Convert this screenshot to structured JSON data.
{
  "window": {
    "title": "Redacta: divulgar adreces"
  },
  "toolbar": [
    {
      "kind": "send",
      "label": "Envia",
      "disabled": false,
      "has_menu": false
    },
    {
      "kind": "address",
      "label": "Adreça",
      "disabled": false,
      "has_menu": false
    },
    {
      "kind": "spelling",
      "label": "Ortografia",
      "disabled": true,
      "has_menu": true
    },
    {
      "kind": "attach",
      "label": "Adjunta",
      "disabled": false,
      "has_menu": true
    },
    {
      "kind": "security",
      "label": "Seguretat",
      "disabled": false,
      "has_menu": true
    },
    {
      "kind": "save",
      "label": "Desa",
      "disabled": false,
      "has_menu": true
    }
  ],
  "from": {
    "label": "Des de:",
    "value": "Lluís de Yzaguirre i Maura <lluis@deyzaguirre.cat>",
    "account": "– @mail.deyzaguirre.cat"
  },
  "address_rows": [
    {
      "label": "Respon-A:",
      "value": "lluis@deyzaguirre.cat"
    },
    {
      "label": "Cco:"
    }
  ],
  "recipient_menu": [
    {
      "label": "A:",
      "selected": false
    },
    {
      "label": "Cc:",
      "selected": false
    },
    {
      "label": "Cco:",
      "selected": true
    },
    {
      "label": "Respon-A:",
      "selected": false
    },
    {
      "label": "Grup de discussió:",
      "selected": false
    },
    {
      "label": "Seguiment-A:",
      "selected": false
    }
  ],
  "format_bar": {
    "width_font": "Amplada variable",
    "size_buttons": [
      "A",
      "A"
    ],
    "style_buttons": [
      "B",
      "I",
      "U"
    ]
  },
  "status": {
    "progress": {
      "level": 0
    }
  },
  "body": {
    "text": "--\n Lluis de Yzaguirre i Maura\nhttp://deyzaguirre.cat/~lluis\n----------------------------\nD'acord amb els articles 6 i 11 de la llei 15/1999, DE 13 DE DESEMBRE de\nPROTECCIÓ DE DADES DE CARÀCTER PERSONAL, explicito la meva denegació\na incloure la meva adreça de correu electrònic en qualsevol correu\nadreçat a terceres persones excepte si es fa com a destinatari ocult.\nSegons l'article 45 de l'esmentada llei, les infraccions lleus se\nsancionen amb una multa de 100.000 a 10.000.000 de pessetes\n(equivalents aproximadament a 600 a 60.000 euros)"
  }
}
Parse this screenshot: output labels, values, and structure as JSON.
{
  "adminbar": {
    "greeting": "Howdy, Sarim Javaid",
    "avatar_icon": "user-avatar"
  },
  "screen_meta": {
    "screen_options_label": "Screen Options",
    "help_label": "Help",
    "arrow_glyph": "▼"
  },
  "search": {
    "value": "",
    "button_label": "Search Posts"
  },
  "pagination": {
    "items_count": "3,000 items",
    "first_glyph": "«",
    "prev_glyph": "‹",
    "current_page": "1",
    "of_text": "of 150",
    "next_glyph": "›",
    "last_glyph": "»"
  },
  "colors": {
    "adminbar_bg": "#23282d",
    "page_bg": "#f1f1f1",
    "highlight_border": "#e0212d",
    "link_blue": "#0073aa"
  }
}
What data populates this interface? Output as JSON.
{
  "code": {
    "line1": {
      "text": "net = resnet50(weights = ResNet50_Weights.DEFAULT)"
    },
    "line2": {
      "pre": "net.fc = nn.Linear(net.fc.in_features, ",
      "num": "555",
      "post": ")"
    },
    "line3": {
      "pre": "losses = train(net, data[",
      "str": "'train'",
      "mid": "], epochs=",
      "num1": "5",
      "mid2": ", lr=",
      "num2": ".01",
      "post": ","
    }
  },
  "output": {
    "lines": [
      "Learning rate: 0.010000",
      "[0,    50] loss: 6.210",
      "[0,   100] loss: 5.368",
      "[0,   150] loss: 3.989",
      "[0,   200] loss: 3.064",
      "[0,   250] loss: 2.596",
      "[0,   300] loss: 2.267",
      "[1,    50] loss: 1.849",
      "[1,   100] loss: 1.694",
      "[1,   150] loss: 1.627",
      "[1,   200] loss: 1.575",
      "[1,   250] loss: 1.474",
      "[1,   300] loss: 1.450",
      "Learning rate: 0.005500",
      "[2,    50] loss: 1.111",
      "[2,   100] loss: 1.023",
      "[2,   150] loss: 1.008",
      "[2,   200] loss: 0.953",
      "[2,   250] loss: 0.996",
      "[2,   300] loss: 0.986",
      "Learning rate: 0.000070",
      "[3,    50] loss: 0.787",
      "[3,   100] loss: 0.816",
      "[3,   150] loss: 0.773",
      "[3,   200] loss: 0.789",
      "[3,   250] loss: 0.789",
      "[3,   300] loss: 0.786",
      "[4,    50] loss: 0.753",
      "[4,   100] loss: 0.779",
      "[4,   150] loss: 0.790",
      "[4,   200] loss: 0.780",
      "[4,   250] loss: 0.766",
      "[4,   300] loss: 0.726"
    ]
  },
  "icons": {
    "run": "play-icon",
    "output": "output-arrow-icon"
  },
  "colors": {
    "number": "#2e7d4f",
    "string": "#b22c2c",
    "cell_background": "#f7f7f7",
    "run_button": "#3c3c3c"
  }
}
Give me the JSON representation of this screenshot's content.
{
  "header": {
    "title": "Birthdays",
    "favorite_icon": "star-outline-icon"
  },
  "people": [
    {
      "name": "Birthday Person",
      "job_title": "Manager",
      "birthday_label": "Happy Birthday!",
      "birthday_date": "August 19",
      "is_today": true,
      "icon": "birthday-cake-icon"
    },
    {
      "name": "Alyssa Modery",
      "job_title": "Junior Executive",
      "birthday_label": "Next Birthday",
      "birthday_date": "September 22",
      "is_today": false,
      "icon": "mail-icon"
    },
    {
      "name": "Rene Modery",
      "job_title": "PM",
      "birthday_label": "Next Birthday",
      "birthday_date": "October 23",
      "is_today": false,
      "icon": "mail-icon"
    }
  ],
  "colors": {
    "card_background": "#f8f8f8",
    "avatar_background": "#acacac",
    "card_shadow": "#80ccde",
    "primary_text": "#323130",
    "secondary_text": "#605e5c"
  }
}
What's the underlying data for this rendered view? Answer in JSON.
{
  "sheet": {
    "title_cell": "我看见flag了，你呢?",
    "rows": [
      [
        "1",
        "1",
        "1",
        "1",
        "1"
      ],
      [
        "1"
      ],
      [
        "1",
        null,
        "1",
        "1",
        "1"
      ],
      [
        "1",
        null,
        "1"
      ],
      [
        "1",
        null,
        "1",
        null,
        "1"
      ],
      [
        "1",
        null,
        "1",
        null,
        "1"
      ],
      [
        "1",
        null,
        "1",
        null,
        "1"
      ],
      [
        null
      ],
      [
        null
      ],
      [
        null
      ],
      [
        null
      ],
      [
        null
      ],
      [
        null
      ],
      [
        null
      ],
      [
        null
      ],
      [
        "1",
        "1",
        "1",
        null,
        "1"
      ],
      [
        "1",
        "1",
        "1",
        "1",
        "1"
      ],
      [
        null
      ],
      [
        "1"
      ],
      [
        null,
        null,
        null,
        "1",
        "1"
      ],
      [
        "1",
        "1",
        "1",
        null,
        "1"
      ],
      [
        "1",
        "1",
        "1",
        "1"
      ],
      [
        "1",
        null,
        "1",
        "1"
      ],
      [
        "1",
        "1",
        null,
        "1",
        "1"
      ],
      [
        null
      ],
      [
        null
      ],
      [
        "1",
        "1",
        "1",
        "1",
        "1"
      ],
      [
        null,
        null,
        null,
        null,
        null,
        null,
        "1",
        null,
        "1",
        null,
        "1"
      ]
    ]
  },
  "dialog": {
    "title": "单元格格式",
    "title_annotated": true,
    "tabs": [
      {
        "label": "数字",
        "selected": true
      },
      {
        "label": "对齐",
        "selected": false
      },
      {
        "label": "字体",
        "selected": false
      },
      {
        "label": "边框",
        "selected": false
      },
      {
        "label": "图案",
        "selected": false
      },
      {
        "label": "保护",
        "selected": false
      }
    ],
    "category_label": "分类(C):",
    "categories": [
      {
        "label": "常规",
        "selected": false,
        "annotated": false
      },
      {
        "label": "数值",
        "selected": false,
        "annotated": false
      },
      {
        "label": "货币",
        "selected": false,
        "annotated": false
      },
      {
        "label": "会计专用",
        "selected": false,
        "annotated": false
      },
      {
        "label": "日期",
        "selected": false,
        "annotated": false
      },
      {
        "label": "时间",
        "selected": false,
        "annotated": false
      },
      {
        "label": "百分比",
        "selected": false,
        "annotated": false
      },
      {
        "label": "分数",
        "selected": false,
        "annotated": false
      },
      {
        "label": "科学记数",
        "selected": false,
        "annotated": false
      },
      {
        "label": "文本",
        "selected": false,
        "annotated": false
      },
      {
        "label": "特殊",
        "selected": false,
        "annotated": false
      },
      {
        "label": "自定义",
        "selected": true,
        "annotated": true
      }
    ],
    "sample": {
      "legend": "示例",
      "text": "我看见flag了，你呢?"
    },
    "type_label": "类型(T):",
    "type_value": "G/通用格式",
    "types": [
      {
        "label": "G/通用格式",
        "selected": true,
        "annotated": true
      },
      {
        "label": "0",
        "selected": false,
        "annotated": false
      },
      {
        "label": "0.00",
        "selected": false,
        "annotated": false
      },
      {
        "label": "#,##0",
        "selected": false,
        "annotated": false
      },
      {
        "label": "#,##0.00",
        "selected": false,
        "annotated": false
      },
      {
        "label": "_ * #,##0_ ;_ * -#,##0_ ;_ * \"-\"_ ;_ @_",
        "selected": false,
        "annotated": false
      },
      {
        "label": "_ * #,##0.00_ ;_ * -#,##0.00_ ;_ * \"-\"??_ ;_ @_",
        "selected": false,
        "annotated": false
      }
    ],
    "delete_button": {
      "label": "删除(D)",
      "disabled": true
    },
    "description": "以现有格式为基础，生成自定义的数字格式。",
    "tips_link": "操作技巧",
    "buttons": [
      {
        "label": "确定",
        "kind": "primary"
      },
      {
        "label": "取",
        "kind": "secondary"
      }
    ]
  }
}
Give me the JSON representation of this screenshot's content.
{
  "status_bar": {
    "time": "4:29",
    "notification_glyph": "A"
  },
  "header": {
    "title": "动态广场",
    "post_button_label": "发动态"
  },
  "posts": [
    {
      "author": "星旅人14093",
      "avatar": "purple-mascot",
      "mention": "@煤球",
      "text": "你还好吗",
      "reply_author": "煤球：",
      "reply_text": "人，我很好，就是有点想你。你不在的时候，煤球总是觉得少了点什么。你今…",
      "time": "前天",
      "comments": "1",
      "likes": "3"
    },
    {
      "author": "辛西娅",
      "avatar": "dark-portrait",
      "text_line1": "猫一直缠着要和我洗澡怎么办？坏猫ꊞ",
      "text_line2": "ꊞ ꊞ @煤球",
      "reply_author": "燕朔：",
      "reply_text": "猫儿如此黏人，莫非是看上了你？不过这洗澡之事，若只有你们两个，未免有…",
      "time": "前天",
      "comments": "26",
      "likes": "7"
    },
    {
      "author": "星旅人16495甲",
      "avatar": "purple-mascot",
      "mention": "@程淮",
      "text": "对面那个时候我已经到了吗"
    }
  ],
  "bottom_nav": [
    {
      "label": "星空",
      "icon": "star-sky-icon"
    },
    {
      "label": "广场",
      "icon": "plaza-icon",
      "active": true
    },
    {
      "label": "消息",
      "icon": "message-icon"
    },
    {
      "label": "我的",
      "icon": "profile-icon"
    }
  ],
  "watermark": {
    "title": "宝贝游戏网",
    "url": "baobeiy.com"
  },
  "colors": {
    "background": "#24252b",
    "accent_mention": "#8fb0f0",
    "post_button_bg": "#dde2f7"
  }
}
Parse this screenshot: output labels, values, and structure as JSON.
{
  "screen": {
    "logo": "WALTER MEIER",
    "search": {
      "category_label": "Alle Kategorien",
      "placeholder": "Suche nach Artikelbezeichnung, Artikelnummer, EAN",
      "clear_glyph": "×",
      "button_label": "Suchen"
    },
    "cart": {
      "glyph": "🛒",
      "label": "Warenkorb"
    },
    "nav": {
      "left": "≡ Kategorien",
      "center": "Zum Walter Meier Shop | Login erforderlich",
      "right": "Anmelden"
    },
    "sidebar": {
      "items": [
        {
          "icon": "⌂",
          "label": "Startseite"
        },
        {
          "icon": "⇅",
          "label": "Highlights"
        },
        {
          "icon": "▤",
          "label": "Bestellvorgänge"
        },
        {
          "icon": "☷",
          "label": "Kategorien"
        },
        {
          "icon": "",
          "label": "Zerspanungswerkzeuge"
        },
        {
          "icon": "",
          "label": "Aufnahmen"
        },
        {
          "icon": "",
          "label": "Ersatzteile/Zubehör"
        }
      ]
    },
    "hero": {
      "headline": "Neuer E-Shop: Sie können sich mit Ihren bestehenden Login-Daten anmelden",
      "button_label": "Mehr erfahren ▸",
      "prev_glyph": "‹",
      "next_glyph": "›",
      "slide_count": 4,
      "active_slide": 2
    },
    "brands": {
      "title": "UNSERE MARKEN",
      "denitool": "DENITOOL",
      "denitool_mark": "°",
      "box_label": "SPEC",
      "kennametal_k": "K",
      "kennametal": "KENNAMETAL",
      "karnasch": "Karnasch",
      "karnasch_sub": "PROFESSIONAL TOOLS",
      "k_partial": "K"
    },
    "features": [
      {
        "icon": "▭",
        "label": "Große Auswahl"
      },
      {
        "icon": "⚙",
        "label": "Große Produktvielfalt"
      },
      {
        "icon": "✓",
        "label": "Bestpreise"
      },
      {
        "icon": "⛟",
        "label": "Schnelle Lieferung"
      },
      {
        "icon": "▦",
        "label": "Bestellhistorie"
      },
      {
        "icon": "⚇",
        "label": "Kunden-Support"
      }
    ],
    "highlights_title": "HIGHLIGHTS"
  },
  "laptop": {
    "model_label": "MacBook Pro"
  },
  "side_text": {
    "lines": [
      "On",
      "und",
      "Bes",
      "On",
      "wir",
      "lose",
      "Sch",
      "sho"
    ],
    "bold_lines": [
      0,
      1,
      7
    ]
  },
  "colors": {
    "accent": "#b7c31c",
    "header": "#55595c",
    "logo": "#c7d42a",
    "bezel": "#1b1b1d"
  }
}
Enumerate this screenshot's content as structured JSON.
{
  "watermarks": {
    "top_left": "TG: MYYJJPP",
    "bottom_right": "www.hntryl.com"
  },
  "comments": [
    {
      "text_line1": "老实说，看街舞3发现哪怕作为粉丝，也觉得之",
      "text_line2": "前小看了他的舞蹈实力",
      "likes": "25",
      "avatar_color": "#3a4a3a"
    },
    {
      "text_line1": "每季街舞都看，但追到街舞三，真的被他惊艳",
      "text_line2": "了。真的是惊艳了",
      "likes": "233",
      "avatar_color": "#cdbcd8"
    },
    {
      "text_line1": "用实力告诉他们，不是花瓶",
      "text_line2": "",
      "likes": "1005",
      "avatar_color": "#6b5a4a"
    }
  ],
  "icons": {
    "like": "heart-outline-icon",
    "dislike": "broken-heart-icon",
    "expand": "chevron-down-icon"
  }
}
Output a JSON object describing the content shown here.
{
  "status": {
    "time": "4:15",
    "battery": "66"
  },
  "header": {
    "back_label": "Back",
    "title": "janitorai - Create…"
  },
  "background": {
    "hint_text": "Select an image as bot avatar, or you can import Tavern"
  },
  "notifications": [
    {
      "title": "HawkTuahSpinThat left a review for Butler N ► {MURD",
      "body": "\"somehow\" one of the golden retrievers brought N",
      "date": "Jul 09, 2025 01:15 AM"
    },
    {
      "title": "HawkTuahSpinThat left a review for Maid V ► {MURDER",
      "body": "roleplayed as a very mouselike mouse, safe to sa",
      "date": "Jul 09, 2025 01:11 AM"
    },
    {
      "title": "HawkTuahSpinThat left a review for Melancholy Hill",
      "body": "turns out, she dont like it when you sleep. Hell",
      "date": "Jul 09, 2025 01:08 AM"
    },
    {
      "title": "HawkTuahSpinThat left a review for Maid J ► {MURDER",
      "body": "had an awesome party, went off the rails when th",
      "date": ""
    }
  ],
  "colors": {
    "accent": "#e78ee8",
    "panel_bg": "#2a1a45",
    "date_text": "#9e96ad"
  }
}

→ **Work required**
Select all lines with the word "structured" from the entries above.

→ **Response below**
Convert this screenshot to structured JSON data.
Enumerate this screenshot's content as structured JSON.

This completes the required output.